» The exercise:
Quote the entries that follow exactly, leaving none out.

◆ ◆ ◆ ◆ ◆

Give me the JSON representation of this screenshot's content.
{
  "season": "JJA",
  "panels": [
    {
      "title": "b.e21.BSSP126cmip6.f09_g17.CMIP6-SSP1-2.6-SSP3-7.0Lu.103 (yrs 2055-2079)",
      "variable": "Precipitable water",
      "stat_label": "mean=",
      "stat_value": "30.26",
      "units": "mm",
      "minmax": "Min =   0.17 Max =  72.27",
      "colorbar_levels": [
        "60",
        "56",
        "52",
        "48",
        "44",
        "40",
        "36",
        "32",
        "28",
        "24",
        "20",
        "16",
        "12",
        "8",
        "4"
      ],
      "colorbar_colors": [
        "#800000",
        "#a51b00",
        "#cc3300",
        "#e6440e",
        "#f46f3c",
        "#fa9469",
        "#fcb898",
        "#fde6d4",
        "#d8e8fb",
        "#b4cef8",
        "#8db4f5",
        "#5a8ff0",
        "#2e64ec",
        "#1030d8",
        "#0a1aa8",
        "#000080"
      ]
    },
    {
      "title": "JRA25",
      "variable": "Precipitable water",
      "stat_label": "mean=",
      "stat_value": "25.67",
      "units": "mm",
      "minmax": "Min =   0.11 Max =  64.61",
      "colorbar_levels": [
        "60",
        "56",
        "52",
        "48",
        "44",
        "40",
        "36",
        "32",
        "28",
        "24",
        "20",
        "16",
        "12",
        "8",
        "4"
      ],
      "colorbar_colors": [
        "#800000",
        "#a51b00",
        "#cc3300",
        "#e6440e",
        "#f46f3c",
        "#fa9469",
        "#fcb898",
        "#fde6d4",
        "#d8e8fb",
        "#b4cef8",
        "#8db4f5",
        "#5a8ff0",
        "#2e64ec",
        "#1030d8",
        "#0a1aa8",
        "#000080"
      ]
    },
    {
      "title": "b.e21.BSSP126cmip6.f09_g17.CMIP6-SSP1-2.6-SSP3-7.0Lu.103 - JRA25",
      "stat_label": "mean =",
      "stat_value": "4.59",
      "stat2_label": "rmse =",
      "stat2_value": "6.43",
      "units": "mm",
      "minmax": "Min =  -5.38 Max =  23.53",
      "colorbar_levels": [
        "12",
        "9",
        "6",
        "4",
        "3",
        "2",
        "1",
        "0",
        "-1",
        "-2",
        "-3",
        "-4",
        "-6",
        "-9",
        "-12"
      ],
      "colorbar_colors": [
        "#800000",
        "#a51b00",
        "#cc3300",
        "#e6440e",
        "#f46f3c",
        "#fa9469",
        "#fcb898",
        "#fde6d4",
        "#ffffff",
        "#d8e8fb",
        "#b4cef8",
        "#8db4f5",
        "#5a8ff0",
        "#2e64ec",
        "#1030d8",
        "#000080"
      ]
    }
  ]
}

◆ ◆ ◆ ◆ ◆

» Output of the exercise:
Give me the JSON representation of this screenshot's content.
{
  "season": "JJA",
  "panels": [
    {
      "title": "b.e21.BSSP126cmip6.f09_g17.CMIP6-SSP1-2.6-SSP3-7.0Lu.103 (yrs 2055-2079)",
      "variable": "Precipitable water",
      "stat_label": "mean=",
      "stat_value": "30.26",
      "units": "mm",
      "minmax": "Min =   0.17 Max =  72.27",
      "colorbar_levels": [
        "60",
        "56",
        "52",
        "48",
        "44",
        "40",
        "36",
        "32",
        "28",
        "24",
        "20",
        "16",
        "12",
        "8",
        "4"
      ],
      "colorbar_colors": [
        "#800000",
        "#a51b00",
        "#cc3300",
        "#e6440e",
        "#f46f3c",
        "#fa9469",
        "#fcb898",
        "#fde6d4",
        "#d8e8fb",
        "#b4cef8",
        "#8db4f5",
        "#5a8ff0",
        "#2e64ec",
        "#1030d8",
        "#0a1aa8",
        "#000080"
      ]
    },
    {
      "title": "JRA25",
      "variable": "Precipitable water",
      "stat_label": "mean=",
      "stat_value": "25.67",
      "units": "mm",
      "minmax": "Min =   0.11 Max =  64.61",
      "colorbar_levels": [
        "60",
        "56",
        "52",
        "48",
        "44",
        "40",
        "36",
        "32",
        "28",
        "24",
        "20",
        "16",
        "12",
        "8",
        "4"
      ],
      "colorbar_colors": [
        "#800000",
        "#a51b00",
        "#cc3300",
        "#e6440e",
        "#f46f3c",
        "#fa9469",
        "#fcb898",
        "#fde6d4",
        "#d8e8fb",
        "#b4cef8",
        "#8db4f5",
        "#5a8ff0",
        "#2e64ec",
        "#1030d8",
        "#0a1aa8",
        "#000080"
      ]
    },
    {
      "title": "b.e21.BSSP126cmip6.f09_g17.CMIP6-SSP1-2.6-SSP3-7.0Lu.103 - JRA25",
      "stat_label": "mean =",
      "stat_value": "4.59",
      "stat2_label": "rmse =",
      "stat2_value": "6.43",
      "units": "mm",
      "minmax": "Min =  -5.38 Max =  23.53",
      "colorbar_levels": [
        "12",
        "9",
        "6",
        "4",
        "3",
        "2",
        "1",
        "0",
        "-1",
        "-2",
        "-3",
        "-4",
        "-6",
        "-9",
        "-12"
      ],
      "colorbar_colors": [
        "#800000",
        "#a51b00",
        "#cc3300",
        "#e6440e",
        "#f46f3c",
        "#fa9469",
        "#fcb898",
        "#fde6d4",
        "#ffffff",
        "#d8e8fb",
        "#b4cef8",
        "#8db4f5",
        "#5a8ff0",
        "#2e64ec",
        "#1030d8",
        "#000080"
      ]
    }
  ]
}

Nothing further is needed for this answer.